=== Set exercise ===
Output all of the entries below precisely as written.

━━━ Material provided ━━━

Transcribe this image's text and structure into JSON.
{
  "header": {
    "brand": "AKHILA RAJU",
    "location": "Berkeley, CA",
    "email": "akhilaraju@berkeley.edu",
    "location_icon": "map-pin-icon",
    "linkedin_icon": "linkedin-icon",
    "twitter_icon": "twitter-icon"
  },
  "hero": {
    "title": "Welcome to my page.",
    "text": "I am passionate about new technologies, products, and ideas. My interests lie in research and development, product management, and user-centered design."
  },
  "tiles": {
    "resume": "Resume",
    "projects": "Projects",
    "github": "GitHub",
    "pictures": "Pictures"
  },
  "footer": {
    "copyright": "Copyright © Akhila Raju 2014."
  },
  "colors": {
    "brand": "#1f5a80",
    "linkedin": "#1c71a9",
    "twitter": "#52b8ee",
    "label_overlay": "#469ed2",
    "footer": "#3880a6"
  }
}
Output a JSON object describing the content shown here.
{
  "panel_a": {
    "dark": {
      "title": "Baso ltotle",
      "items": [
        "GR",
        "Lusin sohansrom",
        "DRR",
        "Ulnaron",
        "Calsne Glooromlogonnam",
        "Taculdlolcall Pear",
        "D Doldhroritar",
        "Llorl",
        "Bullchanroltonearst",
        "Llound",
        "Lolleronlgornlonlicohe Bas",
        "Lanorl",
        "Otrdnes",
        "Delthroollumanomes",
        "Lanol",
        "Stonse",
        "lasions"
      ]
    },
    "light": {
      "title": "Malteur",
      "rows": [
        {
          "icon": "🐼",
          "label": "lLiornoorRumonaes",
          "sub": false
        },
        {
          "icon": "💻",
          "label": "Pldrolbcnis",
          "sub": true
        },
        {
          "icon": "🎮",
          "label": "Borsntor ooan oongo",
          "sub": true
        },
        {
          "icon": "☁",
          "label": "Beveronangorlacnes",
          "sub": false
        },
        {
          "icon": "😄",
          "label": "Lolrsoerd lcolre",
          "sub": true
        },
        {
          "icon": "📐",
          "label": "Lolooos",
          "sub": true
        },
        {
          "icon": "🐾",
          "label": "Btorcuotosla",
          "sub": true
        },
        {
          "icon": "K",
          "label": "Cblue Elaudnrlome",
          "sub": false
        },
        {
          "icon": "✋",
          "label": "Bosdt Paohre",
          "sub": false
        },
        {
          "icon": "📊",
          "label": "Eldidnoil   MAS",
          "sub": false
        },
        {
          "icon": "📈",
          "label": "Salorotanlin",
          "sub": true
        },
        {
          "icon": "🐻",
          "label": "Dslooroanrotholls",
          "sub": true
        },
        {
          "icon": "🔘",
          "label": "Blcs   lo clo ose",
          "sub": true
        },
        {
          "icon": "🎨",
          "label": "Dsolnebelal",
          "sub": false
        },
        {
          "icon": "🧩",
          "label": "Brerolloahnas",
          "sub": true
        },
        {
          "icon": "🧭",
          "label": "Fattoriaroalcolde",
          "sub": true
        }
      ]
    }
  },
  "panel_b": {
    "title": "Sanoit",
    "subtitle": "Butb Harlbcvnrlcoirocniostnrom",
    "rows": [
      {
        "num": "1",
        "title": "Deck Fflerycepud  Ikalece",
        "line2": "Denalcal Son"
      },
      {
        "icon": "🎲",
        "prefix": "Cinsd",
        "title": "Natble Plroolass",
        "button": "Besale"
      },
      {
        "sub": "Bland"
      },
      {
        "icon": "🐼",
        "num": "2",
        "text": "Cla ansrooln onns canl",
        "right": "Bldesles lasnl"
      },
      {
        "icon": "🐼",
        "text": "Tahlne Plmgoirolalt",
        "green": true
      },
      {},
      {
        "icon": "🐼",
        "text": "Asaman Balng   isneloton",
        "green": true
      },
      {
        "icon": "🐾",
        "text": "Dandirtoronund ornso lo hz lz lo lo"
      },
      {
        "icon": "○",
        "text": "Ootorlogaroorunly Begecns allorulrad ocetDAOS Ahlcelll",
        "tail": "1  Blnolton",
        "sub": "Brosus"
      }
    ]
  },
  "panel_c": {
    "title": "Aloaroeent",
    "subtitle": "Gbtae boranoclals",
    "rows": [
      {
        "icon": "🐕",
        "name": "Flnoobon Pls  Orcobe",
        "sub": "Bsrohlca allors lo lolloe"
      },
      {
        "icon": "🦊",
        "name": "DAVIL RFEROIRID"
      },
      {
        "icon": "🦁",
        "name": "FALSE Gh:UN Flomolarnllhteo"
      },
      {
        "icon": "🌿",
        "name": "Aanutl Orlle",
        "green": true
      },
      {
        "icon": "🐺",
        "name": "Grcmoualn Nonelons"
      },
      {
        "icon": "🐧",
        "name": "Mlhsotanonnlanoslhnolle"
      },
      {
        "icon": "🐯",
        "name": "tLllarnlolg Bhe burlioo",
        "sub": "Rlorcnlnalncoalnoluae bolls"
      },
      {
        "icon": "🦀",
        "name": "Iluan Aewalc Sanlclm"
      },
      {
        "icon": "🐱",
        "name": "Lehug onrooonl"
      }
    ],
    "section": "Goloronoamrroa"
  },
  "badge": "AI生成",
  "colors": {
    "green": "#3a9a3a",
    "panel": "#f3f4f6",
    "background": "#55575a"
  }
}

━━━

=== Answer to the task ===
Transcribe this image's text and structure into JSON.
{
  "header": {
    "brand": "AKHILA RAJU",
    "location": "Berkeley, CA",
    "email": "akhilaraju@berkeley.edu",
    "location_icon": "map-pin-icon",
    "linkedin_icon": "linkedin-icon",
    "twitter_icon": "twitter-icon"
  },
  "hero": {
    "title": "Welcome to my page.",
    "text": "I am passionate about new technologies, products, and ideas. My interests lie in research and development, product management, and user-centered design."
  },
  "tiles": {
    "resume": "Resume",
    "projects": "Projects",
    "github": "GitHub",
    "pictures": "Pictures"
  },
  "footer": {
    "copyright": "Copyright © Akhila Raju 2014."
  },
  "colors": {
    "brand": "#1f5a80",
    "linkedin": "#1c71a9",
    "twitter": "#52b8ee",
    "label_overlay": "#469ed2",
    "footer": "#3880a6"
  }
}
Output a JSON object describing the content shown here.
{
  "panel_a": {
    "dark": {
      "title": "Baso ltotle",
      "items": [
        "GR",
        "Lusin sohansrom",
        "DRR",
        "Ulnaron",
        "Calsne Glooromlogonnam",
        "Taculdlolcall Pear",
        "D Doldhroritar",
        "Llorl",
        "Bullchanroltonearst",
        "Llound",
        "Lolleronlgornlonlicohe Bas",
        "Lanorl",
        "Otrdnes",
        "Delthroollumanomes",
        "Lanol",
        "Stonse",
        "lasions"
      ]
    },
    "light": {
      "title": "Malteur",
      "rows": [
        {
          "icon": "🐼",
          "label": "lLiornoorRumonaes",
          "sub": false
        },
        {
          "icon": "💻",
          "label": "Pldrolbcnis",
          "sub": true
        },
        {
          "icon": "🎮",
          "label": "Borsntor ooan oongo",
          "sub": true
        },
        {
          "icon": "☁",
          "label": "Beveronangorlacnes",
          "sub": false
        },
        {
          "icon": "😄",
          "label": "Lolrsoerd lcolre",
          "sub": true
        },
        {
          "icon": "📐",
          "label": "Lolooos",
          "sub": true
        },
        {
          "icon": "🐾",
          "label": "Btorcuotosla",
          "sub": true
        },
        {
          "icon": "K",
          "label": "Cblue Elaudnrlome",
          "sub": false
        },
        {
          "icon": "✋",
          "label": "Bosdt Paohre",
          "sub": false
        },
        {
          "icon": "📊",
          "label": "Eldidnoil   MAS",
          "sub": false
        },
        {
          "icon": "📈",
          "label": "Salorotanlin",
          "sub": true
        },
        {
          "icon": "🐻",
          "label": "Dslooroanrotholls",
          "sub": true
        },
        {
          "icon": "🔘",
          "label": "Blcs   lo clo ose",
          "sub": true
        },
        {
          "icon": "🎨",
          "label": "Dsolnebelal",
          "sub": false
        },
        {
          "icon": "🧩",
          "label": "Brerolloahnas",
          "sub": true
        },
        {
          "icon": "🧭",
          "label": "Fattoriaroalcolde",
          "sub": true
        }
      ]
    }
  },
  "panel_b": {
    "title": "Sanoit",
    "subtitle": "Butb Harlbcvnrlcoirocniostnrom",
    "rows": [
      {
        "num": "1",
        "title": "Deck Fflerycepud  Ikalece",
        "line2": "Denalcal Son"
      },
      {
        "icon": "🎲",
        "prefix": "Cinsd",
        "title": "Natble Plroolass",
        "button": "Besale"
      },
      {
        "sub": "Bland"
      },
      {
        "icon": "🐼",
        "num": "2",
        "text": "Cla ansrooln onns canl",
        "right": "Bldesles lasnl"
      },
      {
        "icon": "🐼",
        "text": "Tahlne Plmgoirolalt",
        "green": true
      },
      {},
      {
        "icon": "🐼",
        "text": "Asaman Balng   isneloton",
        "green": true
      },
      {
        "icon": "🐾",
        "text": "Dandirtoronund ornso lo hz lz lo lo"
      },
      {
        "icon": "○",
        "text": "Ootorlogaroorunly Begecns allorulrad ocetDAOS Ahlcelll",
        "tail": "1  Blnolton",
        "sub": "Brosus"
      }
    ]
  },
  "panel_c": {
    "title": "Aloaroeent",
    "subtitle": "Gbtae boranoclals",
    "rows": [
      {
        "icon": "🐕",
        "name": "Flnoobon Pls  Orcobe",
        "sub": "Bsrohlca allors lo lolloe"
      },
      {
        "icon": "🦊",
        "name": "DAVIL RFEROIRID"
      },
      {
        "icon": "🦁",
        "name": "FALSE Gh:UN Flomolarnllhteo"
      },
      {
        "icon": "🌿",
        "name": "Aanutl Orlle",
        "green": true
      },
      {
        "icon": "🐺",
        "name": "Grcmoualn Nonelons"
      },
      {
        "icon": "🐧",
        "name": "Mlhsotanonnlanoslhnolle"
      },
      {
        "icon": "🐯",
        "name": "tLllarnlolg Bhe burlioo",
        "sub": "Rlorcnlnalncoalnoluae bolls"
      },
      {
        "icon": "🦀",
        "name": "Iluan Aewalc Sanlclm"
      },
      {
        "icon": "🐱",
        "name": "Lehug onrooonl"
      }
    ],
    "section": "Goloronoamrroa"
  },
  "badge": "AI生成",
  "colors": {
    "green": "#3a9a3a",
    "panel": "#f3f4f6",
    "background": "#55575a"
  }
}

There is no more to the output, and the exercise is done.